■ YOUR INSTRUCTIONS ■
Print the listing below unchanged, keeping every line in its original order.

- - -

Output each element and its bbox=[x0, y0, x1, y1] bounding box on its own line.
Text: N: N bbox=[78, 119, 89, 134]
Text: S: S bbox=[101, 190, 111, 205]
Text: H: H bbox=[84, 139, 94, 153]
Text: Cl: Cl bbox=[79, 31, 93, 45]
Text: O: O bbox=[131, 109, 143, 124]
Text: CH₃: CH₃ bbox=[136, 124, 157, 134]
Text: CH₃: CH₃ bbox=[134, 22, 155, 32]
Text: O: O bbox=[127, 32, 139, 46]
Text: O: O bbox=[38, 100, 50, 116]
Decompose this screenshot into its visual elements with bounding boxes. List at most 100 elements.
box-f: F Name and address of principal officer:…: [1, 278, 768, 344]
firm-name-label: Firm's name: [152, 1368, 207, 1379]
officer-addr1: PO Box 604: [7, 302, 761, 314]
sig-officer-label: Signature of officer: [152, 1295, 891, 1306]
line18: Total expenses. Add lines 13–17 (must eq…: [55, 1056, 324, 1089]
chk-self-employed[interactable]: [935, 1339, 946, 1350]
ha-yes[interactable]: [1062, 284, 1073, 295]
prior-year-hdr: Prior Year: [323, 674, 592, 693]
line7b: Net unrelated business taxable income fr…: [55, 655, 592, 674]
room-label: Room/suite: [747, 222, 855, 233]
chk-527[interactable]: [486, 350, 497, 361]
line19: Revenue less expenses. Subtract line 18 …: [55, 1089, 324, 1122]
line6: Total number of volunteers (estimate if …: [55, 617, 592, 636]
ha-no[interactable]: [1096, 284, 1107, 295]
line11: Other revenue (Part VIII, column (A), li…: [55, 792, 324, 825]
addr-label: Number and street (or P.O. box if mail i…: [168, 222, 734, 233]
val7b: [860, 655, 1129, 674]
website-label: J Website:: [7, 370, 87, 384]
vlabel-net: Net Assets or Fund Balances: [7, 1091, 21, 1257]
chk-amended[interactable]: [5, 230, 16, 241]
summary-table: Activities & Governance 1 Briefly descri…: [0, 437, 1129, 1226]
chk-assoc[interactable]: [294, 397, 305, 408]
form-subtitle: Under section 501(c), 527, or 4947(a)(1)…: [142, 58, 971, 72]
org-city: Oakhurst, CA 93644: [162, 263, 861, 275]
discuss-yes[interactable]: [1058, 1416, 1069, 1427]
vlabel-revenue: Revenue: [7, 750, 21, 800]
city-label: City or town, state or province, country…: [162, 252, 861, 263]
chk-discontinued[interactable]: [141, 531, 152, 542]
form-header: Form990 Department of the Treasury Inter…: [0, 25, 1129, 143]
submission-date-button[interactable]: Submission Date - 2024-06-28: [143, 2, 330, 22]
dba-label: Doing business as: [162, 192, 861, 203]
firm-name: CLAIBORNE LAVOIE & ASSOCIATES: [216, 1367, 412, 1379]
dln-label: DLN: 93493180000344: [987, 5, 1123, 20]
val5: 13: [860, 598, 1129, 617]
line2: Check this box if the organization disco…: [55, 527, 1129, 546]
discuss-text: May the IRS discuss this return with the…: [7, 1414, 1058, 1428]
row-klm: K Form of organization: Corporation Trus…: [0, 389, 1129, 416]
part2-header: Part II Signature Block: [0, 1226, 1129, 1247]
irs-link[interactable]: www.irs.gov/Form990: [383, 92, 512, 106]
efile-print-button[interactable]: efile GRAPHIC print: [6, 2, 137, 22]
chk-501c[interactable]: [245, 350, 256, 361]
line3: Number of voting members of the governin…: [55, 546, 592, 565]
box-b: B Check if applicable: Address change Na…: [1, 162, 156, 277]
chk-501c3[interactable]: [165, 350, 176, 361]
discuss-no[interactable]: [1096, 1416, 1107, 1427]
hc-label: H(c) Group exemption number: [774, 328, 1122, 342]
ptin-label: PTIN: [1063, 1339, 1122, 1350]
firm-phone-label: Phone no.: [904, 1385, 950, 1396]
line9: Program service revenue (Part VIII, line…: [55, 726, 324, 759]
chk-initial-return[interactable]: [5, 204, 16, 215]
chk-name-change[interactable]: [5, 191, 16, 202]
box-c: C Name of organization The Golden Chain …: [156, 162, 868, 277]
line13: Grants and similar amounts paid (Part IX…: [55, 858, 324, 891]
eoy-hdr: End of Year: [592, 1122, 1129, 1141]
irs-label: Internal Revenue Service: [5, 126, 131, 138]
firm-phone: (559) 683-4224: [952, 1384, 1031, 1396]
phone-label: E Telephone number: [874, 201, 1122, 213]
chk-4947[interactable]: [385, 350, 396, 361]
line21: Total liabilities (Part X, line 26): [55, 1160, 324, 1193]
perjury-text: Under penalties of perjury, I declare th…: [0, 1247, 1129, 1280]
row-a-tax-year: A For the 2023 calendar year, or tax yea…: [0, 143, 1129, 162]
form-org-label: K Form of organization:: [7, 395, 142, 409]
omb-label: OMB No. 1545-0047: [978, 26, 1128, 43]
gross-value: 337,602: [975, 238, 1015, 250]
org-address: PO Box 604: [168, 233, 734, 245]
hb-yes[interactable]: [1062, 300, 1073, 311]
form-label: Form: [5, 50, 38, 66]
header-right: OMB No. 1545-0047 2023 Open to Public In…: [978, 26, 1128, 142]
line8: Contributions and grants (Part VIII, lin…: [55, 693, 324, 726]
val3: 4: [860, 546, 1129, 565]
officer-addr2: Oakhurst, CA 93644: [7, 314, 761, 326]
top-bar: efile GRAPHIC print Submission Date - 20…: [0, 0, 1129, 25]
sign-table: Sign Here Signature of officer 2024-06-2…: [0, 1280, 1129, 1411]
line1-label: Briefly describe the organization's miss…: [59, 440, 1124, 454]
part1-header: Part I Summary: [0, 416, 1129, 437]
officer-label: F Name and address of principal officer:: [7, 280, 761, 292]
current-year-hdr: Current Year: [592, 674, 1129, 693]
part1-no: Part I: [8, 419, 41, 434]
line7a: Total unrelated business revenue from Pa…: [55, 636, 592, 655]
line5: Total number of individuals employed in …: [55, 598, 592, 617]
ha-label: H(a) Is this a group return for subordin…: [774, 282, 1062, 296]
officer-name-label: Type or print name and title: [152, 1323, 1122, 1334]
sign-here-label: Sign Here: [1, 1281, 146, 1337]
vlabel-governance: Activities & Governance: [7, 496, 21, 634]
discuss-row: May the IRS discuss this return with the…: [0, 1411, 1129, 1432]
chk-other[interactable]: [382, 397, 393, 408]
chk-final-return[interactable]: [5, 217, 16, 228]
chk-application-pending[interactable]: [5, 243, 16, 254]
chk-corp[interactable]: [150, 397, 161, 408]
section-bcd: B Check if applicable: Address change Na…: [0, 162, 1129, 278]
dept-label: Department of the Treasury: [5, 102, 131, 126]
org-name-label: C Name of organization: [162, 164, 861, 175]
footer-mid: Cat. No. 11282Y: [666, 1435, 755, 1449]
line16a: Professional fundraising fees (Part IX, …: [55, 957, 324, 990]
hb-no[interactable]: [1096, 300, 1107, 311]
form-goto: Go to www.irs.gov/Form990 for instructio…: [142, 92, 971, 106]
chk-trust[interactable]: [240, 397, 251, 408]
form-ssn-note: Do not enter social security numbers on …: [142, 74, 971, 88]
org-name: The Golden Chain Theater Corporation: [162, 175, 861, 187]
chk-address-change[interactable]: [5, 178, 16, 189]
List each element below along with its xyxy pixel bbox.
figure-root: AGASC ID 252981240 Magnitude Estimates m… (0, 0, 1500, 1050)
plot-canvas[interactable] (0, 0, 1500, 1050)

- - -

■ ANSWER ■
Output each element and its bbox=[x0, y0, x1, y1] bounding box on its own line.
Text: N: N bbox=[78, 119, 89, 134]
Text: S: S bbox=[101, 190, 111, 205]
Text: H: H bbox=[84, 139, 94, 153]
Text: Cl: Cl bbox=[79, 31, 93, 45]
Text: O: O bbox=[131, 109, 143, 124]
Text: CH₃: CH₃ bbox=[136, 124, 157, 134]
Text: CH₃: CH₃ bbox=[134, 22, 155, 32]
Text: O: O bbox=[127, 32, 139, 46]
Text: O: O bbox=[38, 100, 50, 116]
Decompose this screenshot into its visual elements with bounding boxes. List at most 100 elements.
box-f: F Name and address of principal officer:…: [1, 278, 768, 344]
firm-name-label: Firm's name: [152, 1368, 207, 1379]
officer-addr1: PO Box 604: [7, 302, 761, 314]
sig-officer-label: Signature of officer: [152, 1295, 891, 1306]
line18: Total expenses. Add lines 13–17 (must eq…: [55, 1056, 324, 1089]
chk-self-employed[interactable]: [935, 1339, 946, 1350]
ha-yes[interactable]: [1062, 284, 1073, 295]
prior-year-hdr: Prior Year: [323, 674, 592, 693]
line7b: Net unrelated business taxable income fr…: [55, 655, 592, 674]
room-label: Room/suite: [747, 222, 855, 233]
chk-527[interactable]: [486, 350, 497, 361]
line19: Revenue less expenses. Subtract line 18 …: [55, 1089, 324, 1122]
line6: Total number of volunteers (estimate if …: [55, 617, 592, 636]
ha-no[interactable]: [1096, 284, 1107, 295]
line11: Other revenue (Part VIII, column (A), li…: [55, 792, 324, 825]
addr-label: Number and street (or P.O. box if mail i…: [168, 222, 734, 233]
val7b: [860, 655, 1129, 674]
website-label: J Website:: [7, 370, 87, 384]
vlabel-net: Net Assets or Fund Balances: [7, 1091, 21, 1257]
chk-amended[interactable]: [5, 230, 16, 241]
summary-table: Activities & Governance 1 Briefly descri…: [0, 437, 1129, 1226]
chk-assoc[interactable]: [294, 397, 305, 408]
form-subtitle: Under section 501(c), 527, or 4947(a)(1)…: [142, 58, 971, 72]
org-city: Oakhurst, CA 93644: [162, 263, 861, 275]
discuss-yes[interactable]: [1058, 1416, 1069, 1427]
vlabel-revenue: Revenue: [7, 750, 21, 800]
city-label: City or town, state or province, country…: [162, 252, 861, 263]
chk-discontinued[interactable]: [141, 531, 152, 542]
form-header: Form990 Department of the Treasury Inter…: [0, 25, 1129, 143]
submission-date-button[interactable]: Submission Date - 2024-06-28: [143, 2, 330, 22]
dba-label: Doing business as: [162, 192, 861, 203]
firm-name: CLAIBORNE LAVOIE & ASSOCIATES: [216, 1367, 412, 1379]
dln-label: DLN: 93493180000344: [987, 5, 1123, 20]
val5: 13: [860, 598, 1129, 617]
line2: Check this box if the organization disco…: [55, 527, 1129, 546]
discuss-text: May the IRS discuss this return with the…: [7, 1414, 1058, 1428]
row-klm: K Form of organization: Corporation Trus…: [0, 389, 1129, 416]
part2-header: Part II Signature Block: [0, 1226, 1129, 1247]
irs-link[interactable]: www.irs.gov/Form990: [383, 92, 512, 106]
efile-print-button[interactable]: efile GRAPHIC print: [6, 2, 137, 22]
chk-501c[interactable]: [245, 350, 256, 361]
line3: Number of voting members of the governin…: [55, 546, 592, 565]
box-b: B Check if applicable: Address change Na…: [1, 162, 156, 277]
chk-501c3[interactable]: [165, 350, 176, 361]
discuss-no[interactable]: [1096, 1416, 1107, 1427]
hc-label: H(c) Group exemption number: [774, 328, 1122, 342]
ptin-label: PTIN: [1063, 1339, 1122, 1350]
firm-phone-label: Phone no.: [904, 1385, 950, 1396]
line9: Program service revenue (Part VIII, line…: [55, 726, 324, 759]
chk-initial-return[interactable]: [5, 204, 16, 215]
chk-name-change[interactable]: [5, 191, 16, 202]
box-c: C Name of organization The Golden Chain …: [156, 162, 868, 277]
line13: Grants and similar amounts paid (Part IX…: [55, 858, 324, 891]
eoy-hdr: End of Year: [592, 1122, 1129, 1141]
irs-label: Internal Revenue Service: [5, 126, 131, 138]
firm-phone: (559) 683-4224: [952, 1384, 1031, 1396]
phone-label: E Telephone number: [874, 201, 1122, 213]
chk-4947[interactable]: [385, 350, 396, 361]
line21: Total liabilities (Part X, line 26): [55, 1160, 324, 1193]
perjury-text: Under penalties of perjury, I declare th…: [0, 1247, 1129, 1280]
row-a-tax-year: A For the 2023 calendar year, or tax yea…: [0, 143, 1129, 162]
form-org-label: K Form of organization:: [7, 395, 142, 409]
omb-label: OMB No. 1545-0047: [978, 26, 1128, 43]
gross-value: 337,602: [975, 238, 1015, 250]
org-address: PO Box 604: [168, 233, 734, 245]
hb-yes[interactable]: [1062, 300, 1073, 311]
form-label: Form: [5, 50, 38, 66]
header-right: OMB No. 1545-0047 2023 Open to Public In…: [978, 26, 1128, 142]
line8: Contributions and grants (Part VIII, lin…: [55, 693, 324, 726]
val3: 4: [860, 546, 1129, 565]
officer-addr2: Oakhurst, CA 93644: [7, 314, 761, 326]
top-bar: efile GRAPHIC print Submission Date - 20…: [0, 0, 1129, 25]
sign-table: Sign Here Signature of officer 2024-06-2…: [0, 1280, 1129, 1411]
line1-label: Briefly describe the organization's miss…: [59, 440, 1124, 454]
part1-header: Part I Summary: [0, 416, 1129, 437]
officer-label: F Name and address of principal officer:: [7, 280, 761, 292]
current-year-hdr: Current Year: [592, 674, 1129, 693]
part1-no: Part I: [8, 419, 41, 434]
line7a: Total unrelated business revenue from Pa…: [55, 636, 592, 655]
line5: Total number of individuals employed in …: [55, 598, 592, 617]
ha-label: H(a) Is this a group return for subordin…: [774, 282, 1062, 296]
officer-name-label: Type or print name and title: [152, 1323, 1122, 1334]
sign-here-label: Sign Here: [1, 1281, 146, 1337]
vlabel-governance: Activities & Governance: [7, 496, 21, 634]
discuss-row: May the IRS discuss this return with the…: [0, 1411, 1129, 1432]
chk-other[interactable]: [382, 397, 393, 408]
chk-final-return[interactable]: [5, 217, 16, 228]
chk-application-pending[interactable]: [5, 243, 16, 254]
chk-corp[interactable]: [150, 397, 161, 408]
section-bcd: B Check if applicable: Address change Na…: [0, 162, 1129, 278]
dept-label: Department of the Treasury: [5, 102, 131, 126]
org-name-label: C Name of organization: [162, 164, 861, 175]
footer-mid: Cat. No. 11282Y: [666, 1435, 755, 1449]
line16a: Professional fundraising fees (Part IX, …: [55, 957, 324, 990]
hb-no[interactable]: [1096, 300, 1107, 311]
form-goto: Go to www.irs.gov/Form990 for instructio…: [142, 92, 971, 106]
chk-trust[interactable]: [240, 397, 251, 408]
form-ssn-note: Do not enter social security numbers on …: [142, 74, 971, 88]
org-name: The Golden Chain Theater Corporation: [162, 175, 861, 187]
chk-address-change[interactable]: [5, 178, 16, 189]
List each element below along with its xyxy pixel bbox.
figure-root: AGASC ID 252981240 Magnitude Estimates m… (0, 0, 1500, 1050)
plot-canvas[interactable] (0, 0, 1500, 1050)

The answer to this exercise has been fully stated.